● **What to do**: Determine which lines of the records include the word "المستخدم", and copy them.

§ §

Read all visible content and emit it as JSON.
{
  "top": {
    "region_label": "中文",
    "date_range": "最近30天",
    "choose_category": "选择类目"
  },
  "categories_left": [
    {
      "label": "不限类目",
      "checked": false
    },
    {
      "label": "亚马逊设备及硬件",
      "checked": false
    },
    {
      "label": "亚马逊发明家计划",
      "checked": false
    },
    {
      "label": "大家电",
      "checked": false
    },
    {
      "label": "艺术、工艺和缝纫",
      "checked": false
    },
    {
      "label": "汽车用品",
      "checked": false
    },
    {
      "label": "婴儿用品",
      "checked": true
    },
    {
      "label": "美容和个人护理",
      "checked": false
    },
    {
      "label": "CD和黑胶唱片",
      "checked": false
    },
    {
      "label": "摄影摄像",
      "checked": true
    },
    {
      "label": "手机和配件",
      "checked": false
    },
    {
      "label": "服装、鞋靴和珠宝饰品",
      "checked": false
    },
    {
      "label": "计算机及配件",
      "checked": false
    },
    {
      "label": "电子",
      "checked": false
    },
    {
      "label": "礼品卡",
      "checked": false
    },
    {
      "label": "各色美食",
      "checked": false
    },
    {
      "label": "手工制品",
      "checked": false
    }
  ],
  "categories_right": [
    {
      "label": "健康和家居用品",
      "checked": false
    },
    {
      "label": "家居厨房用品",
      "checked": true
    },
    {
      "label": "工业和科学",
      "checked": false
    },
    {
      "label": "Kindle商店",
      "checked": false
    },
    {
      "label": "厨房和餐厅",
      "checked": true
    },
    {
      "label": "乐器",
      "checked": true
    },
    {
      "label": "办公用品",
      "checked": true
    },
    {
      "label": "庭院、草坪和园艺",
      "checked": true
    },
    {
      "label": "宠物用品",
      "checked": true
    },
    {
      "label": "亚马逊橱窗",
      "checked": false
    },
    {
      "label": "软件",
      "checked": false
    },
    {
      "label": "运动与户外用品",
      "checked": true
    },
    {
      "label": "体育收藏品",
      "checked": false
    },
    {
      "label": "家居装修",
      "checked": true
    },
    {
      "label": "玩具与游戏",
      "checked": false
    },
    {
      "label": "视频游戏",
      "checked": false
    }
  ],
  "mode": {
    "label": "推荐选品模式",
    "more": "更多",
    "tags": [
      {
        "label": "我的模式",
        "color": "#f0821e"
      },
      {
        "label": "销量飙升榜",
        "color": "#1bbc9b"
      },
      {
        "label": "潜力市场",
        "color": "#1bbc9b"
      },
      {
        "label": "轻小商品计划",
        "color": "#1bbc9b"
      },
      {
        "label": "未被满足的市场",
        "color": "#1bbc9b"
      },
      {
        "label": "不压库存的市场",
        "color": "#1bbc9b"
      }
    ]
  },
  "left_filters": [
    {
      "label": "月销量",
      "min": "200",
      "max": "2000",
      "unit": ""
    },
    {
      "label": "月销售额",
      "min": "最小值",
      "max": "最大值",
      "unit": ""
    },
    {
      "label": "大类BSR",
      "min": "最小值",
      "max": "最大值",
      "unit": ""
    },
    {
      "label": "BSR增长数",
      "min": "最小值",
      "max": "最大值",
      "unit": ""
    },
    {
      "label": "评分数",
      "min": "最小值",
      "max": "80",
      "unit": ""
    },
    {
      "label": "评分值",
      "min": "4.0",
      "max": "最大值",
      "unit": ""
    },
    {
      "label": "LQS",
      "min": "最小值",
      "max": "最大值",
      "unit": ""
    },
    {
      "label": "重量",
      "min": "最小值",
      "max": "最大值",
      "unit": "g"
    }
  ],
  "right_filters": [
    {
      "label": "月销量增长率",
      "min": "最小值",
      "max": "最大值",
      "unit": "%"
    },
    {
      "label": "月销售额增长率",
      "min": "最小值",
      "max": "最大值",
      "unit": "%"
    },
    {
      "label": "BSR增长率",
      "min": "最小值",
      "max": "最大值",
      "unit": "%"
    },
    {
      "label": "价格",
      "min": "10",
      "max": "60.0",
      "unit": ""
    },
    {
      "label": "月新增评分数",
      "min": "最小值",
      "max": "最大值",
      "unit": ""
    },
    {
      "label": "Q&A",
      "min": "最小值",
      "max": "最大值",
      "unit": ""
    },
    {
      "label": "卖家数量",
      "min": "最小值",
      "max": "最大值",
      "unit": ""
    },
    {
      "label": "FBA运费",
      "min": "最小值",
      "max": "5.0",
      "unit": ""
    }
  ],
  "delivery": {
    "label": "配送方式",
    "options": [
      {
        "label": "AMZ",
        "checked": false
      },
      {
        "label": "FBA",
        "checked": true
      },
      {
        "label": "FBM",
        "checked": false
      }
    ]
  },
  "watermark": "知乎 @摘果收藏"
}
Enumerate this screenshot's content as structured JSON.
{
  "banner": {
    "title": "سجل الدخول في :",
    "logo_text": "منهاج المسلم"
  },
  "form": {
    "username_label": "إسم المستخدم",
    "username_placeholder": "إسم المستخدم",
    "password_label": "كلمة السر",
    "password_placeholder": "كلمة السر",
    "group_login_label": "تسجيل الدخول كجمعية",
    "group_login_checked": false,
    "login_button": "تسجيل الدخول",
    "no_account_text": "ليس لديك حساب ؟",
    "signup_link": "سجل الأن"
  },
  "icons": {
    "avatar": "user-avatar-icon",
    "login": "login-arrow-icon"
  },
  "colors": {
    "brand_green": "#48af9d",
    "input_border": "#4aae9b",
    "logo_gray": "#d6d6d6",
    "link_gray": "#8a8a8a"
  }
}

§ §

● **Expected output**:
    "username_label": "إسم المستخدم",
    "username_placeholder": "إسم المستخدم",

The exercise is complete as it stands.